▶ _Recorded information_:
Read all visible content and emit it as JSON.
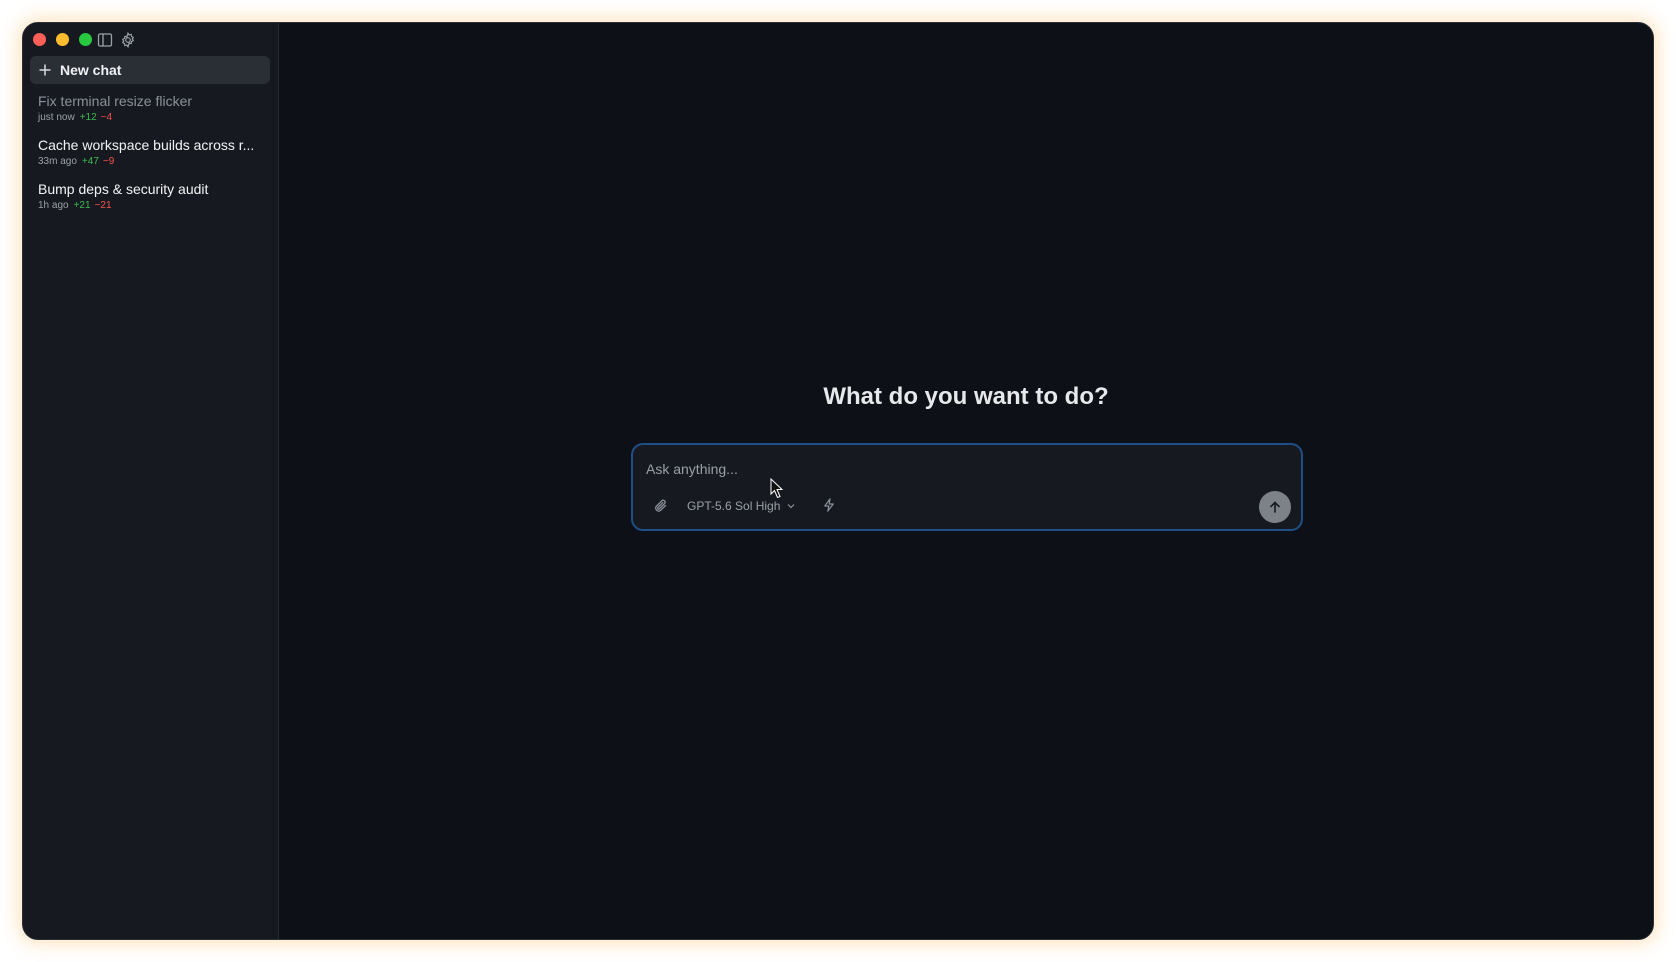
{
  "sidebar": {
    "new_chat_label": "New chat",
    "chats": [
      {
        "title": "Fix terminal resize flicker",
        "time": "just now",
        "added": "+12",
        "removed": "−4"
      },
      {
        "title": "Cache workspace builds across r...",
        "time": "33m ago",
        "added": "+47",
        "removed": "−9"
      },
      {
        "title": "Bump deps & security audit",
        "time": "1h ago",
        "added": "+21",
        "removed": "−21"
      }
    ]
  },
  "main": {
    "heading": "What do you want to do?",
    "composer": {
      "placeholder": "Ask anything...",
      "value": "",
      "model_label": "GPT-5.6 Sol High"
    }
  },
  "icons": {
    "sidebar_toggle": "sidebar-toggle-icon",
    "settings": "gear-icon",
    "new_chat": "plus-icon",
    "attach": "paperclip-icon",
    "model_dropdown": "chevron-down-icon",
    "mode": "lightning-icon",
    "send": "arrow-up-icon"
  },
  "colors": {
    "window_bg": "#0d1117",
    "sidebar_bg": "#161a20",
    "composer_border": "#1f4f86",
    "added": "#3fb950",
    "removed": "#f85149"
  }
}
--
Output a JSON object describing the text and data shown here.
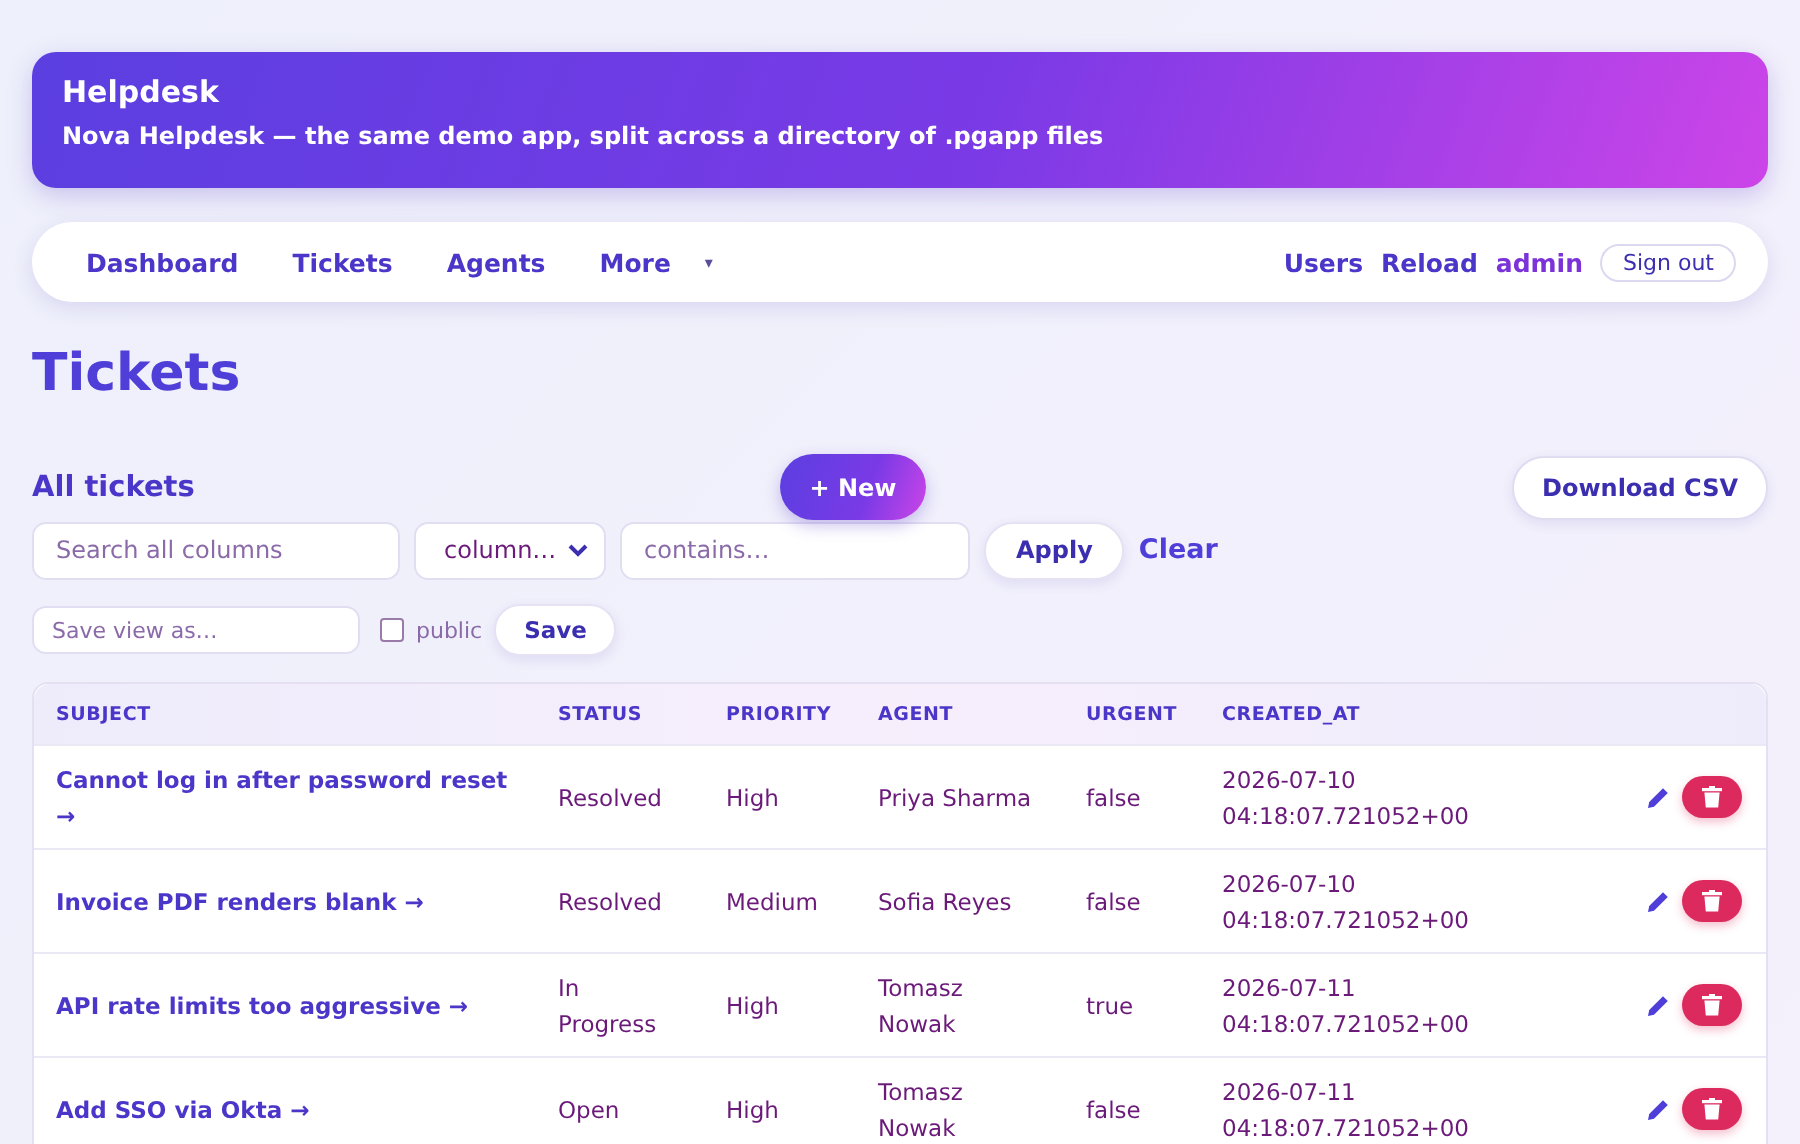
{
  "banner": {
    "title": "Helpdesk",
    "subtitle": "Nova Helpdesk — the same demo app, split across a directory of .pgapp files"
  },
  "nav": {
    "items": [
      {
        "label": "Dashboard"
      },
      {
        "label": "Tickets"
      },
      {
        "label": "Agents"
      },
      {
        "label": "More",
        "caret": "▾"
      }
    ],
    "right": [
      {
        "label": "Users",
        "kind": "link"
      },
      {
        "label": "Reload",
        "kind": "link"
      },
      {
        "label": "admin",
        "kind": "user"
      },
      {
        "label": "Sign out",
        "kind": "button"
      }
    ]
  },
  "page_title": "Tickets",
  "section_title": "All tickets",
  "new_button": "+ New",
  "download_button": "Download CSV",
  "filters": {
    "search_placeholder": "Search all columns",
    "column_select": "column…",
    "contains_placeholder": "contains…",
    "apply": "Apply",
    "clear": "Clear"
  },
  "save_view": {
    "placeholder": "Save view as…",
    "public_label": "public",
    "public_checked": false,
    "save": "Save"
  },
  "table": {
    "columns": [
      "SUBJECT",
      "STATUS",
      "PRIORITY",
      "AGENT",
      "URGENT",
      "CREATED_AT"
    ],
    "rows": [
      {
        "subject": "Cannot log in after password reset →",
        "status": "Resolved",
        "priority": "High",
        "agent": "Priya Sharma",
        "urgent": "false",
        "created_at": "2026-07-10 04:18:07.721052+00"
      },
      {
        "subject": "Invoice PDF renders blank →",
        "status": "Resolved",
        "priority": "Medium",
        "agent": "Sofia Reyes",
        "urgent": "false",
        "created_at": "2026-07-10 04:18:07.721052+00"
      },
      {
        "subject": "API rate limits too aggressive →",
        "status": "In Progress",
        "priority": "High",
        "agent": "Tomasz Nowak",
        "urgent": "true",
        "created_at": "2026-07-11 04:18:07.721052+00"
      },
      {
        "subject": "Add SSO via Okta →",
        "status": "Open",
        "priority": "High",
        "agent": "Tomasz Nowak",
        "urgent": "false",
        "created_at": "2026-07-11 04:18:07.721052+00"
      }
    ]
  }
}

▶ _Written problem_: Supply the count of lines in the entries that contain the word "kind", and nothing besides.

▶ _Output for this exercise_: 4